* BEGIN Extracted entries *

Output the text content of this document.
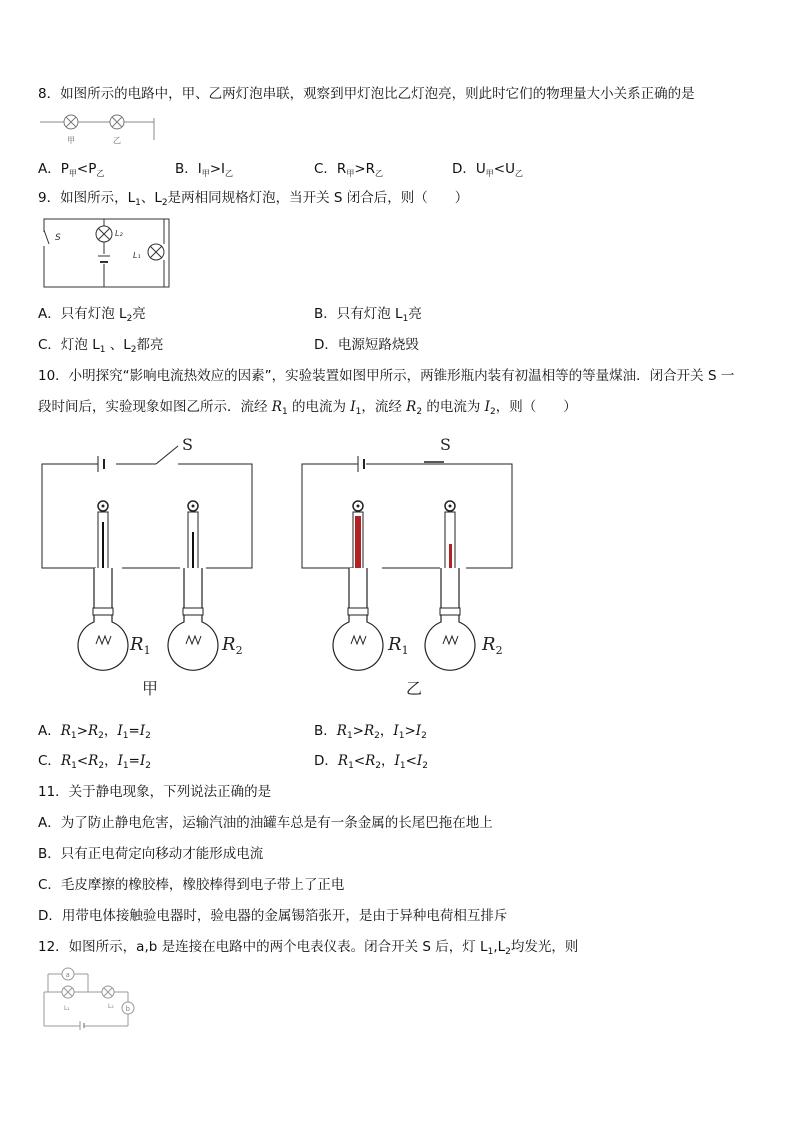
8．如图所示的电路中，甲、乙两灯泡串联，观察到甲灯泡比乙灯泡亮，则此时它们的物理量大小关系正确的是
甲	乙
A．$P_甲<P_乙$	B．$I_甲>I_乙$	C．$R_甲>R_乙$	D．$U_甲<U_乙$
9．如图所示，$L_1$、$L_2$是两相同规格灯泡，当开关 S 闭合后，则（　　）
S	L₂
L₁
A．只有灯泡 $L_2$亮	B．只有灯泡 $L_1$亮
C．灯泡 $L_1$ 、$L_2$都亮	D．电源短路烧毁
10．小明探究“影响电流热效应的因素”，实验装置如图甲所示，两锥形瓶内装有初温相等的等量煤油．闭合开关 S 一
段时间后，实验现象如图乙所示．流经 $R_1$ 的电流为 $I_1$，流经 $R_2$ 的电流为 $I_2$，则（　　）
S
$R_1$	$R_2$
甲
S
$R_1$	$R_2$
乙
A．$R_1>R_2$，$I_1=I_2$	B．$R_1>R_2$，$I_1>I_2$
C．$R_1<R_2$，$I_1=I_2$	D．$R_1<R_2$，$I_1<I_2$
11．关于静电现象，下列说法正确的是
A．为了防止静电危害，运输汽油的油罐车总是有一条金属的长尾巴拖在地上
B．只有正电荷定向移动才能形成电流
C．毛皮摩擦的橡胶棒，橡胶棒得到电子带上了正电
D．用带电体接触验电器时，验电器的金属锡箔张开，是由于异种电荷相互排斥
12．如图所示，a,b 是连接在电路中的两个电表仪表。闭合开关 S 后，灯 $L_1,L_2$均发光，则
a
L₁	b
L₂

* END Extracted entries *

Restate the full listing verbatim and drop every picture.

Output the text content of this document.
8．如图所示的电路中，甲、乙两灯泡串联，观察到甲灯泡比乙灯泡亮，则此时它们的物理量大小关系正确的是
甲	乙
A．$P_甲<P_乙$	B．$I_甲>I_乙$	C．$R_甲>R_乙$	D．$U_甲<U_乙$
9．如图所示，$L_1$、$L_2$是两相同规格灯泡，当开关 S 闭合后，则（　　）
S	L₂
L₁
A．只有灯泡 $L_2$亮	B．只有灯泡 $L_1$亮
C．灯泡 $L_1$ 、$L_2$都亮	D．电源短路烧毁
10．小明探究“影响电流热效应的因素”，实验装置如图甲所示，两锥形瓶内装有初温相等的等量煤油．闭合开关 S 一
段时间后，实验现象如图乙所示．流经 $R_1$ 的电流为 $I_1$，流经 $R_2$ 的电流为 $I_2$，则（　　）
S
$R_1$	$R_2$
甲
S
$R_1$	$R_2$
乙
A．$R_1>R_2$，$I_1=I_2$	B．$R_1>R_2$，$I_1>I_2$
C．$R_1<R_2$，$I_1=I_2$	D．$R_1<R_2$，$I_1<I_2$
11．关于静电现象，下列说法正确的是
A．为了防止静电危害，运输汽油的油罐车总是有一条金属的长尾巴拖在地上
B．只有正电荷定向移动才能形成电流
C．毛皮摩擦的橡胶棒，橡胶棒得到电子带上了正电
D．用带电体接触验电器时，验电器的金属锡箔张开，是由于异种电荷相互排斥
12．如图所示，a,b 是连接在电路中的两个电表仪表。闭合开关 S 后，灯 $L_1,L_2$均发光，则
a
L₁	b
L₂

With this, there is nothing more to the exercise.